** start of DATA EXCERPTS **

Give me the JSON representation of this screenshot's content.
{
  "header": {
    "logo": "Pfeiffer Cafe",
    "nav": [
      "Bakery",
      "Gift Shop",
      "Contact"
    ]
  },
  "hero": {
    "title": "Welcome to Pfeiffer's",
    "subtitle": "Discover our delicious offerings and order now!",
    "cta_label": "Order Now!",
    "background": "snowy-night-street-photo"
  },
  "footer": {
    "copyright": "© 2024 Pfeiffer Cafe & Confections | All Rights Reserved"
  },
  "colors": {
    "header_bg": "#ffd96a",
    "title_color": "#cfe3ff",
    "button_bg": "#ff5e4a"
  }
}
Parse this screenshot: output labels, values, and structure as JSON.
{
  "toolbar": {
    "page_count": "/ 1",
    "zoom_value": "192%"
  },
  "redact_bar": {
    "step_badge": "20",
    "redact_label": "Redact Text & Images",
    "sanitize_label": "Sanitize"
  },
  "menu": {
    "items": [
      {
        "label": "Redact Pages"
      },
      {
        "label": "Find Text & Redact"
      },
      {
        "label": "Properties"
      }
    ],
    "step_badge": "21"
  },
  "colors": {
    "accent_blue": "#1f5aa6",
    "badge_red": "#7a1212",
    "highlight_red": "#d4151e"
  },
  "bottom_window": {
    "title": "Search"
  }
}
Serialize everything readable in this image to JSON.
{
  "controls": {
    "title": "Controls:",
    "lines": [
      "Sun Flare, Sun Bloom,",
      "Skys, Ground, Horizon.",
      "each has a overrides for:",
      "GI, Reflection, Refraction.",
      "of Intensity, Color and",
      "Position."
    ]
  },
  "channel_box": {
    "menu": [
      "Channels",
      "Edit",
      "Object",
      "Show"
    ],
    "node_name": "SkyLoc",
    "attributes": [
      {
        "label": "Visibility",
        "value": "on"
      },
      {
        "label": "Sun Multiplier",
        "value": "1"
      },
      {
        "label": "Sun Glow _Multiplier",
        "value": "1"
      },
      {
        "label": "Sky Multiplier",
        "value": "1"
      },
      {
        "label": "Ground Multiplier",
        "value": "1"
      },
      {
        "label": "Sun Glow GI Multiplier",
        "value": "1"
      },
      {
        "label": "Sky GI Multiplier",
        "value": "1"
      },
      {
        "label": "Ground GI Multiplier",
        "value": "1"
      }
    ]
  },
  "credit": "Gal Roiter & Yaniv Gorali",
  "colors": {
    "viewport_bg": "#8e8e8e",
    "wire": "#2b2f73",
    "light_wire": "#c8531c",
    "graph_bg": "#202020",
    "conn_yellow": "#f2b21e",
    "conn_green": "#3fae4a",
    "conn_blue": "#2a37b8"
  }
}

** end of DATA EXCERPTS **

Write the complete data out, exactly as above.

Give me the JSON representation of this screenshot's content.
{
  "header": {
    "logo": "Pfeiffer Cafe",
    "nav": [
      "Bakery",
      "Gift Shop",
      "Contact"
    ]
  },
  "hero": {
    "title": "Welcome to Pfeiffer's",
    "subtitle": "Discover our delicious offerings and order now!",
    "cta_label": "Order Now!",
    "background": "snowy-night-street-photo"
  },
  "footer": {
    "copyright": "© 2024 Pfeiffer Cafe & Confections | All Rights Reserved"
  },
  "colors": {
    "header_bg": "#ffd96a",
    "title_color": "#cfe3ff",
    "button_bg": "#ff5e4a"
  }
}
Parse this screenshot: output labels, values, and structure as JSON.
{
  "toolbar": {
    "page_count": "/ 1",
    "zoom_value": "192%"
  },
  "redact_bar": {
    "step_badge": "20",
    "redact_label": "Redact Text & Images",
    "sanitize_label": "Sanitize"
  },
  "menu": {
    "items": [
      {
        "label": "Redact Pages"
      },
      {
        "label": "Find Text & Redact"
      },
      {
        "label": "Properties"
      }
    ],
    "step_badge": "21"
  },
  "colors": {
    "accent_blue": "#1f5aa6",
    "badge_red": "#7a1212",
    "highlight_red": "#d4151e"
  },
  "bottom_window": {
    "title": "Search"
  }
}
Serialize everything readable in this image to JSON.
{
  "controls": {
    "title": "Controls:",
    "lines": [
      "Sun Flare, Sun Bloom,",
      "Skys, Ground, Horizon.",
      "each has a overrides for:",
      "GI, Reflection, Refraction.",
      "of Intensity, Color and",
      "Position."
    ]
  },
  "channel_box": {
    "menu": [
      "Channels",
      "Edit",
      "Object",
      "Show"
    ],
    "node_name": "SkyLoc",
    "attributes": [
      {
        "label": "Visibility",
        "value": "on"
      },
      {
        "label": "Sun Multiplier",
        "value": "1"
      },
      {
        "label": "Sun Glow _Multiplier",
        "value": "1"
      },
      {
        "label": "Sky Multiplier",
        "value": "1"
      },
      {
        "label": "Ground Multiplier",
        "value": "1"
      },
      {
        "label": "Sun Glow GI Multiplier",
        "value": "1"
      },
      {
        "label": "Sky GI Multiplier",
        "value": "1"
      },
      {
        "label": "Ground GI Multiplier",
        "value": "1"
      }
    ]
  },
  "credit": "Gal Roiter & Yaniv Gorali",
  "colors": {
    "viewport_bg": "#8e8e8e",
    "wire": "#2b2f73",
    "light_wire": "#c8531c",
    "graph_bg": "#202020",
    "conn_yellow": "#f2b21e",
    "conn_green": "#3fae4a",
    "conn_blue": "#2a37b8"
  }
}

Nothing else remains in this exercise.